_SHORT PROBLEM_
From the entries below, copy every line holding the word "title".

# START OF RECORD LIST

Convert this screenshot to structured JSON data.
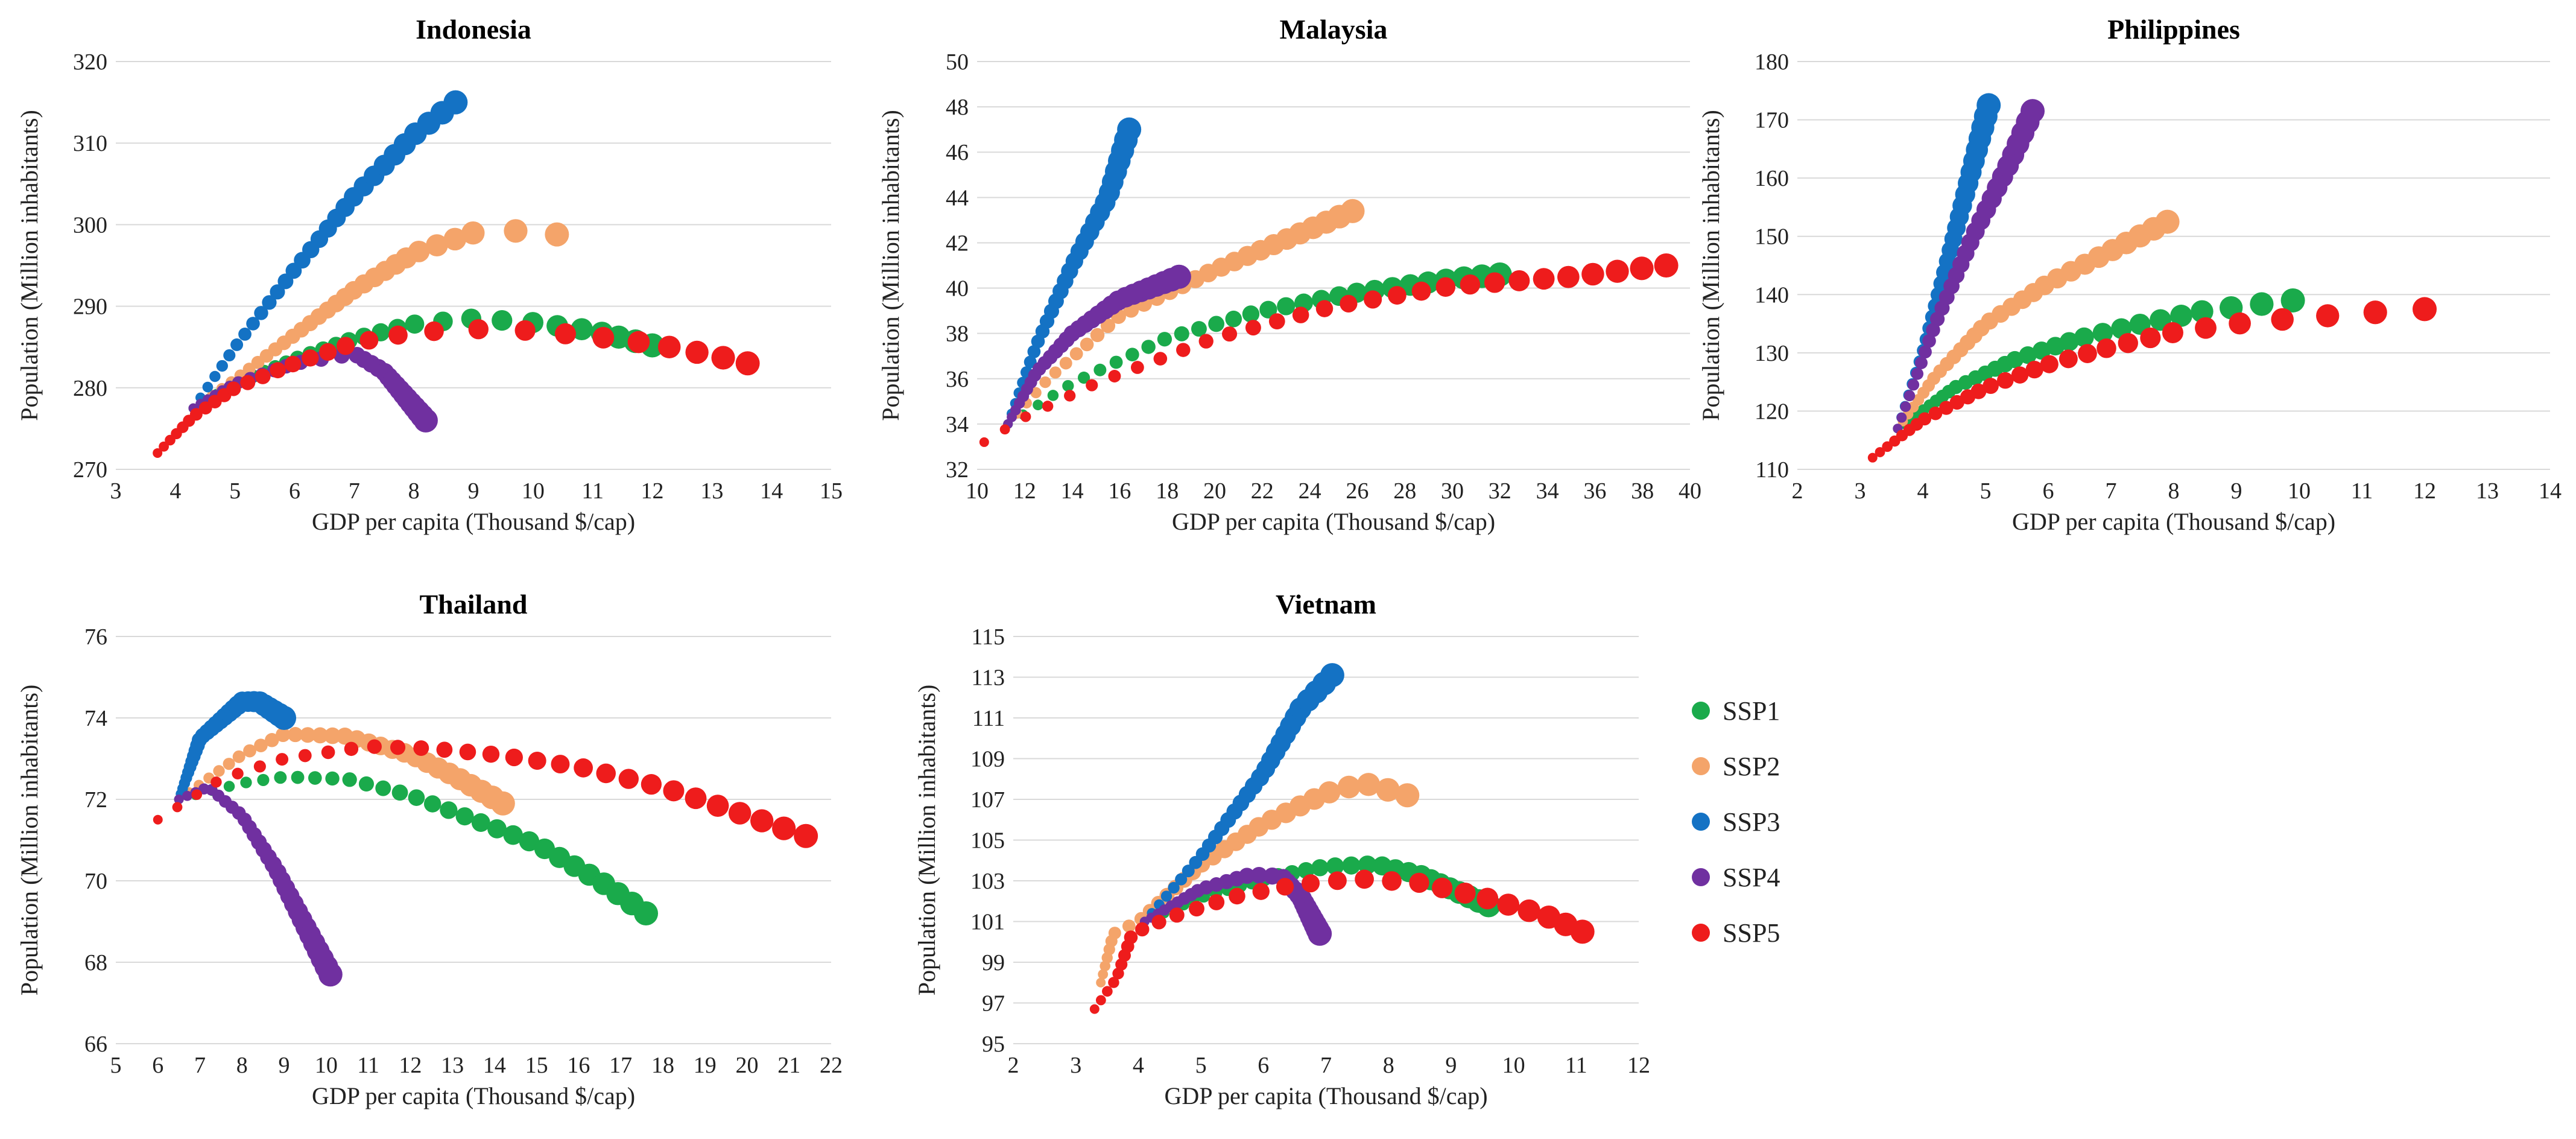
{
  "figure": {
    "series_names": [
      "SSP1",
      "SSP2",
      "SSP3",
      "SSP4",
      "SSP5"
    ],
    "colors": {
      "SSP1": "#1aaa4b",
      "SSP2": "#f4a46a",
      "SSP3": "#1472c4",
      "SSP4": "#7030a0",
      "SSP5": "#ee1c1c"
    }
  },
  "chart_data": [
    {
      "type": "scatter",
      "title": "Indonesia",
      "xlabel": "GDP per capita (Thousand $/cap)",
      "ylabel": "Population (Million inhabitants)",
      "xlim": [
        3,
        15
      ],
      "xticks": [
        3,
        4,
        5,
        6,
        7,
        8,
        9,
        10,
        11,
        12,
        13,
        14,
        15
      ],
      "ylim": [
        270,
        320
      ],
      "yticks": [
        270,
        280,
        290,
        300,
        310,
        320
      ],
      "series": [
        {
          "name": "SSP1",
          "start": [
            4.3,
            277.5
          ],
          "points": [
            [
              4.3,
              277.5
            ],
            [
              5,
              280.5
            ],
            [
              6,
              283.5
            ],
            [
              7,
              286
            ],
            [
              8,
              287.8
            ],
            [
              9,
              288.5
            ],
            [
              10,
              288
            ],
            [
              11,
              287
            ],
            [
              12,
              285.2
            ]
          ]
        },
        {
          "name": "SSP2",
          "start": [
            4.3,
            277.5
          ],
          "points": [
            [
              4.3,
              277.5
            ],
            [
              5,
              281
            ],
            [
              6,
              286.5
            ],
            [
              7,
              292
            ],
            [
              8,
              296.5
            ],
            [
              9,
              299
            ],
            [
              9.6,
              299.3
            ],
            [
              10.4,
              298.8
            ]
          ]
        },
        {
          "name": "SSP3",
          "start": [
            4.3,
            277.5
          ],
          "points": [
            [
              4.3,
              277.5
            ],
            [
              5,
              285
            ],
            [
              6,
              294.5
            ],
            [
              7,
              303.5
            ],
            [
              8,
              311
            ],
            [
              8.7,
              315
            ]
          ]
        },
        {
          "name": "SSP4",
          "start": [
            4.3,
            277.5
          ],
          "points": [
            [
              4.3,
              277.5
            ],
            [
              5,
              280.5
            ],
            [
              6,
              283
            ],
            [
              7,
              284.2
            ],
            [
              7.5,
              282
            ],
            [
              8.2,
              276
            ]
          ]
        },
        {
          "name": "SSP5",
          "start": [
            3.7,
            272
          ],
          "points": [
            [
              3.7,
              272
            ],
            [
              4.3,
              276.5
            ],
            [
              5,
              280
            ],
            [
              6,
              283
            ],
            [
              7,
              285.5
            ],
            [
              8,
              286.8
            ],
            [
              9,
              287.2
            ],
            [
              10,
              287
            ],
            [
              11,
              286.3
            ],
            [
              12,
              285.4
            ],
            [
              13,
              284
            ],
            [
              13.6,
              283
            ]
          ]
        }
      ]
    },
    {
      "type": "scatter",
      "title": "Malaysia",
      "xlabel": "GDP per capita (Thousand $/cap)",
      "ylabel": "Population (Million inhabitants)",
      "xlim": [
        10,
        40
      ],
      "xticks": [
        10,
        12,
        14,
        16,
        18,
        20,
        22,
        24,
        26,
        28,
        30,
        32,
        34,
        36,
        38,
        40
      ],
      "ylim": [
        32,
        50
      ],
      "yticks": [
        32,
        34,
        36,
        38,
        40,
        42,
        44,
        46,
        48,
        50
      ],
      "series": [
        {
          "name": "SSP1",
          "start": [
            11.3,
            34
          ],
          "points": [
            [
              11.3,
              34
            ],
            [
              14,
              35.8
            ],
            [
              18,
              37.8
            ],
            [
              22,
              39
            ],
            [
              26,
              39.8
            ],
            [
              30,
              40.4
            ],
            [
              32,
              40.6
            ]
          ]
        },
        {
          "name": "SSP2",
          "start": [
            11.3,
            34
          ],
          "points": [
            [
              11.3,
              34
            ],
            [
              13,
              36
            ],
            [
              16,
              38.8
            ],
            [
              20,
              40.8
            ],
            [
              24,
              42.6
            ],
            [
              25.8,
              43.4
            ]
          ]
        },
        {
          "name": "SSP3",
          "start": [
            11.3,
            34
          ],
          "points": [
            [
              11.3,
              34
            ],
            [
              12.5,
              37.5
            ],
            [
              14,
              41
            ],
            [
              15.5,
              44
            ],
            [
              16.4,
              47
            ]
          ]
        },
        {
          "name": "SSP4",
          "start": [
            11.3,
            34
          ],
          "points": [
            [
              11.3,
              34
            ],
            [
              12.5,
              36.3
            ],
            [
              14,
              38
            ],
            [
              16,
              39.5
            ],
            [
              18.5,
              40.5
            ]
          ]
        },
        {
          "name": "SSP5",
          "start": [
            10.3,
            33.2
          ],
          "points": [
            [
              10.3,
              33.2
            ],
            [
              12,
              34.3
            ],
            [
              15,
              35.8
            ],
            [
              20,
              37.8
            ],
            [
              25,
              39.2
            ],
            [
              30,
              40.1
            ],
            [
              35,
              40.5
            ],
            [
              39,
              41
            ]
          ]
        }
      ]
    },
    {
      "type": "scatter",
      "title": "Philippines",
      "xlabel": "GDP per capita (Thousand $/cap)",
      "ylabel": "Population (Million inhabitants)",
      "xlim": [
        2,
        14
      ],
      "xticks": [
        2,
        3,
        4,
        5,
        6,
        7,
        8,
        9,
        10,
        11,
        12,
        13,
        14
      ],
      "ylim": [
        110,
        180
      ],
      "yticks": [
        110,
        120,
        130,
        140,
        150,
        160,
        170,
        180
      ],
      "series": [
        {
          "name": "SSP1",
          "start": [
            3.6,
            117
          ],
          "points": [
            [
              3.6,
              117
            ],
            [
              4.5,
              124
            ],
            [
              5.5,
              129
            ],
            [
              6.5,
              132.5
            ],
            [
              7.5,
              135
            ],
            [
              8.5,
              137.2
            ],
            [
              9.5,
              138.5
            ],
            [
              9.9,
              139
            ]
          ]
        },
        {
          "name": "SSP2",
          "start": [
            3.6,
            117
          ],
          "points": [
            [
              3.6,
              117
            ],
            [
              4.2,
              126
            ],
            [
              5,
              135
            ],
            [
              6,
              142
            ],
            [
              7,
              147.5
            ],
            [
              7.9,
              152.5
            ]
          ]
        },
        {
          "name": "SSP3",
          "start": [
            3.6,
            117
          ],
          "points": [
            [
              3.6,
              117
            ],
            [
              4,
              130
            ],
            [
              4.5,
              150
            ],
            [
              5.05,
              172.5
            ]
          ]
        },
        {
          "name": "SSP4",
          "start": [
            3.6,
            117
          ],
          "points": [
            [
              3.6,
              117
            ],
            [
              4.2,
              135
            ],
            [
              4.8,
              150
            ],
            [
              5.4,
              163
            ],
            [
              5.75,
              171.5
            ]
          ]
        },
        {
          "name": "SSP5",
          "start": [
            3.2,
            112
          ],
          "points": [
            [
              3.2,
              112
            ],
            [
              4,
              118.5
            ],
            [
              5,
              124
            ],
            [
              6,
              128
            ],
            [
              7,
              131
            ],
            [
              8,
              133.5
            ],
            [
              9,
              135
            ],
            [
              10,
              136
            ],
            [
              11,
              136.8
            ],
            [
              12,
              137.5
            ]
          ]
        }
      ]
    },
    {
      "type": "scatter",
      "title": "Thailand",
      "xlabel": "GDP per capita (Thousand $/cap)",
      "ylabel": "Population (Million inhabitants)",
      "xlim": [
        5,
        22
      ],
      "xticks": [
        5,
        6,
        7,
        8,
        9,
        10,
        11,
        12,
        13,
        14,
        15,
        16,
        17,
        18,
        19,
        20,
        21,
        22
      ],
      "ylim": [
        66,
        76
      ],
      "yticks": [
        66,
        68,
        70,
        72,
        74,
        76
      ],
      "series": [
        {
          "name": "SSP1",
          "start": [
            6.5,
            72
          ],
          "points": [
            [
              6.5,
              72
            ],
            [
              8,
              72.4
            ],
            [
              9,
              72.55
            ],
            [
              10.5,
              72.5
            ],
            [
              12,
              72.1
            ],
            [
              13.5,
              71.5
            ],
            [
              15,
              70.9
            ],
            [
              16.5,
              70
            ],
            [
              17.6,
              69.2
            ]
          ]
        },
        {
          "name": "SSP2",
          "start": [
            6.5,
            72
          ],
          "points": [
            [
              6.5,
              72
            ],
            [
              8,
              73.1
            ],
            [
              9,
              73.6
            ],
            [
              10.5,
              73.55
            ],
            [
              12,
              73.1
            ],
            [
              13,
              72.6
            ],
            [
              14.2,
              71.9
            ]
          ]
        },
        {
          "name": "SSP3",
          "start": [
            6.5,
            72
          ],
          "points": [
            [
              6.5,
              72
            ],
            [
              7,
              73.5
            ],
            [
              8,
              74.4
            ],
            [
              8.4,
              74.4
            ],
            [
              9,
              74
            ]
          ]
        },
        {
          "name": "SSP4",
          "start": [
            6.5,
            72
          ],
          "points": [
            [
              6.5,
              72
            ],
            [
              7.2,
              72.3
            ],
            [
              8,
              71.6
            ],
            [
              8.8,
              70.3
            ],
            [
              9.5,
              68.9
            ],
            [
              10.1,
              67.7
            ]
          ]
        },
        {
          "name": "SSP5",
          "start": [
            6,
            71.5
          ],
          "points": [
            [
              6,
              71.5
            ],
            [
              7.5,
              72.5
            ],
            [
              9,
              73
            ],
            [
              11,
              73.3
            ],
            [
              12.5,
              73.25
            ],
            [
              14,
              73.1
            ],
            [
              16,
              72.8
            ],
            [
              18,
              72.3
            ],
            [
              20,
              71.6
            ],
            [
              21.4,
              71.1
            ]
          ]
        }
      ]
    },
    {
      "type": "scatter",
      "title": "Vietnam",
      "xlabel": "GDP per capita (Thousand $/cap)",
      "ylabel": "Population (Million inhabitants)",
      "xlim": [
        2,
        12
      ],
      "xticks": [
        2,
        3,
        4,
        5,
        6,
        7,
        8,
        9,
        10,
        11,
        12
      ],
      "ylim": [
        95,
        115
      ],
      "yticks": [
        95,
        97,
        99,
        101,
        103,
        105,
        107,
        109,
        111,
        113,
        115
      ],
      "series": [
        {
          "name": "SSP1",
          "start": [
            4.1,
            101
          ],
          "points": [
            [
              4.1,
              101
            ],
            [
              5,
              102.2
            ],
            [
              6,
              103.1
            ],
            [
              7,
              103.7
            ],
            [
              7.8,
              103.8
            ],
            [
              8.5,
              103.3
            ],
            [
              9,
              102.6
            ],
            [
              9.6,
              101.8
            ]
          ]
        },
        {
          "name": "SSP2",
          "start": [
            3.4,
            98
          ],
          "points": [
            [
              3.4,
              98
            ],
            [
              3.6,
              100.4
            ],
            [
              4,
              101
            ],
            [
              5,
              103.8
            ],
            [
              6,
              105.8
            ],
            [
              7,
              107.3
            ],
            [
              7.6,
              107.8
            ],
            [
              8.3,
              107.2
            ]
          ]
        },
        {
          "name": "SSP3",
          "start": [
            4.1,
            101
          ],
          "points": [
            [
              4.1,
              101
            ],
            [
              5,
              104.2
            ],
            [
              6,
              108.3
            ],
            [
              6.6,
              111.5
            ],
            [
              7.1,
              113.1
            ]
          ]
        },
        {
          "name": "SSP4",
          "start": [
            4.1,
            101
          ],
          "points": [
            [
              4.1,
              101
            ],
            [
              5,
              102.6
            ],
            [
              5.8,
              103.3
            ],
            [
              6.3,
              103.2
            ],
            [
              6.6,
              102.2
            ],
            [
              6.9,
              100.4
            ]
          ]
        },
        {
          "name": "SSP5",
          "start": [
            3.3,
            96.7
          ],
          "points": [
            [
              3.3,
              96.7
            ],
            [
              3.65,
              98.2
            ],
            [
              3.9,
              100.4
            ],
            [
              4.5,
              101.2
            ],
            [
              5.5,
              102.2
            ],
            [
              6.5,
              102.8
            ],
            [
              7.5,
              103.1
            ],
            [
              8.5,
              102.9
            ],
            [
              9.5,
              102.2
            ],
            [
              10.5,
              101.3
            ],
            [
              11.1,
              100.5
            ]
          ]
        }
      ]
    }
  ]
}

# END OF RECORD LIST

_CORRECT RESPONSE_
      "title": "Indonesia",
      "title": "Malaysia",
      "title": "Philippines",
      "title": "Thailand",
      "title": "Vietnam",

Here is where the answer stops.